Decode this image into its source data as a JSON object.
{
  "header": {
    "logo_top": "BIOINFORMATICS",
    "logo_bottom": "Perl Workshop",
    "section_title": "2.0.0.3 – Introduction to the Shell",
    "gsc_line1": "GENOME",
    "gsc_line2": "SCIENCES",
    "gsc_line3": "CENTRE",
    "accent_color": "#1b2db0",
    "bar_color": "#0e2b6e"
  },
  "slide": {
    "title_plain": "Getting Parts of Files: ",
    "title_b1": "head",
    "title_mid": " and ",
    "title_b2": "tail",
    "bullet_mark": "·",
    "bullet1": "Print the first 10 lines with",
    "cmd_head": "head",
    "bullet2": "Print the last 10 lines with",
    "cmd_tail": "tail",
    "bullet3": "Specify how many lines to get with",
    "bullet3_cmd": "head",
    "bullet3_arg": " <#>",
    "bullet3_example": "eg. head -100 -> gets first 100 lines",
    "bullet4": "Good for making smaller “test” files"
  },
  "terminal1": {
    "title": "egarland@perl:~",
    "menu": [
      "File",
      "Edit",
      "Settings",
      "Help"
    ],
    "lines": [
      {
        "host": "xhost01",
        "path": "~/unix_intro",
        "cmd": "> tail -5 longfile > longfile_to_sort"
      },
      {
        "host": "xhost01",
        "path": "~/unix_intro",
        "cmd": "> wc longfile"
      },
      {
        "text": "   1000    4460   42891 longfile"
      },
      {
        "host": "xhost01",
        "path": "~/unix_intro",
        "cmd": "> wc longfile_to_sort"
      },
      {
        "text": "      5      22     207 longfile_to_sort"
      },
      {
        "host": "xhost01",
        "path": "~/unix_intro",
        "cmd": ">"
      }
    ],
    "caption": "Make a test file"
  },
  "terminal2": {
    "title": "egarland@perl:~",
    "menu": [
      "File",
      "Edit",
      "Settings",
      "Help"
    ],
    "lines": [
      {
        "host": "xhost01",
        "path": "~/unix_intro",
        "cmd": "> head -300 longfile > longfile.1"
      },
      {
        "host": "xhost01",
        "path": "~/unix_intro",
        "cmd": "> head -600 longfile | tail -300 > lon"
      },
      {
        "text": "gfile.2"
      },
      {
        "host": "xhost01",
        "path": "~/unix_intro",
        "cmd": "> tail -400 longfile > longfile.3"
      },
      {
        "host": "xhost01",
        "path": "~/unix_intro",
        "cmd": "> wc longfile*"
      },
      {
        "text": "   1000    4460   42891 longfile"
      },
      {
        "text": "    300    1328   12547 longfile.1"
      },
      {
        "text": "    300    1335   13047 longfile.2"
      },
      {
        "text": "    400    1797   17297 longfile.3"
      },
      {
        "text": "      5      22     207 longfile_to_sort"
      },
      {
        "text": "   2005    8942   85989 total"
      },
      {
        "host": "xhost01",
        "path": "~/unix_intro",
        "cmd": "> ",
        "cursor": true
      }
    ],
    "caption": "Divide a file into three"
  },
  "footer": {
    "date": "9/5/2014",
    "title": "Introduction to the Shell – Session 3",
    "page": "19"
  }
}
# # #
* _Aim of the task_
Every line in the data that holds the string "lines" should be copied.

* _Reply to the task_
    "bullet1": "Print the first 10 lines with",
    "bullet2": "Print the last 10 lines with",
    "bullet3": "Specify how many lines to get with",
    "bullet3_example": "eg. head -100 -> gets first 100 lines",
    "lines": [
    "lines": [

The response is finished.